• Data listing:
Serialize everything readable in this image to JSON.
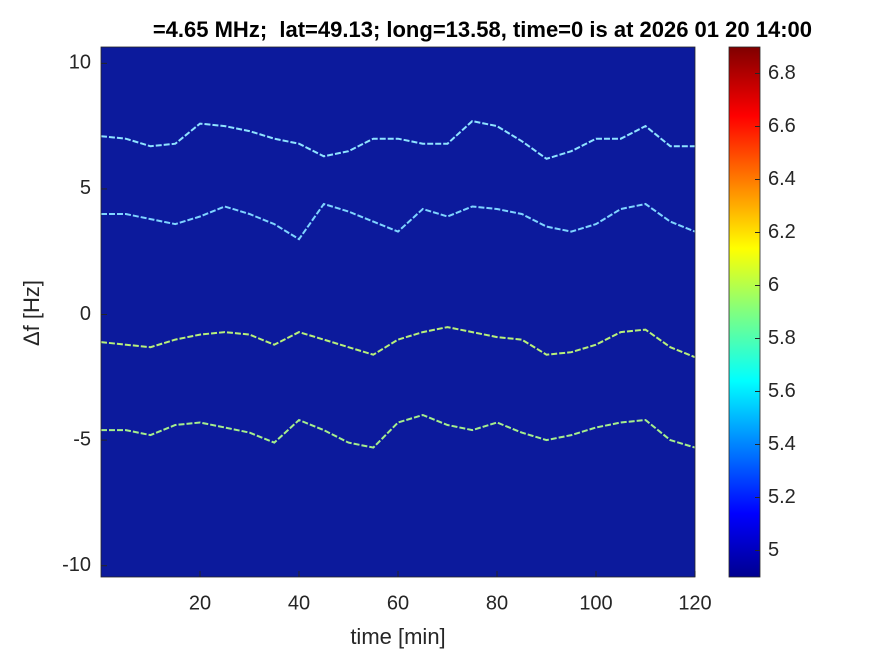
{
  "chart_data": {
    "type": "spectrogram",
    "title": "=4.65 MHz;  lat=49.13; long=13.58, time=0 is at 2026 01 20 14:00",
    "xlabel": "time [min]",
    "ylabel": "Δf [Hz]",
    "xlim": [
      0,
      120
    ],
    "xticks": [
      20,
      40,
      60,
      80,
      100,
      120
    ],
    "ylim": [
      -10.45,
      10.65
    ],
    "yticks": [
      -10,
      -5,
      0,
      5,
      10
    ],
    "background": "#0c1a9c",
    "colormap": "jet",
    "clim": [
      4.9,
      6.9
    ],
    "cticks": [
      5,
      5.2,
      5.4,
      5.6,
      5.8,
      6,
      6.2,
      6.4,
      6.6,
      6.8
    ],
    "x": [
      0,
      5,
      10,
      15,
      20,
      25,
      30,
      35,
      40,
      45,
      50,
      55,
      60,
      65,
      70,
      75,
      80,
      85,
      90,
      95,
      100,
      105,
      110,
      115,
      120
    ],
    "series": [
      {
        "color": "#8fe3ff",
        "values": [
          7.1,
          7.0,
          6.7,
          6.8,
          7.6,
          7.5,
          7.3,
          7.0,
          6.8,
          6.3,
          6.5,
          7.0,
          7.0,
          6.8,
          6.8,
          7.7,
          7.5,
          6.9,
          6.2,
          6.5,
          7.0,
          7.0,
          7.5,
          6.7,
          6.7
        ]
      },
      {
        "color": "#7fd4ff",
        "values": [
          4.0,
          4.0,
          3.8,
          3.6,
          3.9,
          4.3,
          4.0,
          3.6,
          3.0,
          4.4,
          4.1,
          3.7,
          3.3,
          4.2,
          3.9,
          4.3,
          4.2,
          4.0,
          3.5,
          3.3,
          3.6,
          4.2,
          4.4,
          3.7,
          3.3
        ]
      },
      {
        "color": "#b8f07a",
        "values": [
          -1.1,
          -1.2,
          -1.3,
          -1.0,
          -0.8,
          -0.7,
          -0.8,
          -1.2,
          -0.7,
          -1.0,
          -1.3,
          -1.6,
          -1.0,
          -0.7,
          -0.5,
          -0.7,
          -0.9,
          -1.0,
          -1.6,
          -1.5,
          -1.2,
          -0.7,
          -0.6,
          -1.3,
          -1.7
        ]
      },
      {
        "color": "#a6ee8c",
        "values": [
          -4.6,
          -4.6,
          -4.8,
          -4.4,
          -4.3,
          -4.5,
          -4.7,
          -5.1,
          -4.2,
          -4.6,
          -5.1,
          -5.3,
          -4.3,
          -4.0,
          -4.4,
          -4.6,
          -4.3,
          -4.7,
          -5.0,
          -4.8,
          -4.5,
          -4.3,
          -4.2,
          -5.0,
          -5.3
        ]
      }
    ]
  }
}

• EXERCISE GOAL:
Return each line of the data, keeping its wording exact and omitting pictures.

• ANSWER FOR THE TASK:
Serialize everything readable in this image to JSON.
{
  "chart_data": {
    "type": "spectrogram",
    "title": "=4.65 MHz;  lat=49.13; long=13.58, time=0 is at 2026 01 20 14:00",
    "xlabel": "time [min]",
    "ylabel": "Δf [Hz]",
    "xlim": [
      0,
      120
    ],
    "xticks": [
      20,
      40,
      60,
      80,
      100,
      120
    ],
    "ylim": [
      -10.45,
      10.65
    ],
    "yticks": [
      -10,
      -5,
      0,
      5,
      10
    ],
    "background": "#0c1a9c",
    "colormap": "jet",
    "clim": [
      4.9,
      6.9
    ],
    "cticks": [
      5,
      5.2,
      5.4,
      5.6,
      5.8,
      6,
      6.2,
      6.4,
      6.6,
      6.8
    ],
    "x": [
      0,
      5,
      10,
      15,
      20,
      25,
      30,
      35,
      40,
      45,
      50,
      55,
      60,
      65,
      70,
      75,
      80,
      85,
      90,
      95,
      100,
      105,
      110,
      115,
      120
    ],
    "series": [
      {
        "color": "#8fe3ff",
        "values": [
          7.1,
          7.0,
          6.7,
          6.8,
          7.6,
          7.5,
          7.3,
          7.0,
          6.8,
          6.3,
          6.5,
          7.0,
          7.0,
          6.8,
          6.8,
          7.7,
          7.5,
          6.9,
          6.2,
          6.5,
          7.0,
          7.0,
          7.5,
          6.7,
          6.7
        ]
      },
      {
        "color": "#7fd4ff",
        "values": [
          4.0,
          4.0,
          3.8,
          3.6,
          3.9,
          4.3,
          4.0,
          3.6,
          3.0,
          4.4,
          4.1,
          3.7,
          3.3,
          4.2,
          3.9,
          4.3,
          4.2,
          4.0,
          3.5,
          3.3,
          3.6,
          4.2,
          4.4,
          3.7,
          3.3
        ]
      },
      {
        "color": "#b8f07a",
        "values": [
          -1.1,
          -1.2,
          -1.3,
          -1.0,
          -0.8,
          -0.7,
          -0.8,
          -1.2,
          -0.7,
          -1.0,
          -1.3,
          -1.6,
          -1.0,
          -0.7,
          -0.5,
          -0.7,
          -0.9,
          -1.0,
          -1.6,
          -1.5,
          -1.2,
          -0.7,
          -0.6,
          -1.3,
          -1.7
        ]
      },
      {
        "color": "#a6ee8c",
        "values": [
          -4.6,
          -4.6,
          -4.8,
          -4.4,
          -4.3,
          -4.5,
          -4.7,
          -5.1,
          -4.2,
          -4.6,
          -5.1,
          -5.3,
          -4.3,
          -4.0,
          -4.4,
          -4.6,
          -4.3,
          -4.7,
          -5.0,
          -4.8,
          -4.5,
          -4.3,
          -4.2,
          -5.0,
          -5.3
        ]
      }
    ]
  }
}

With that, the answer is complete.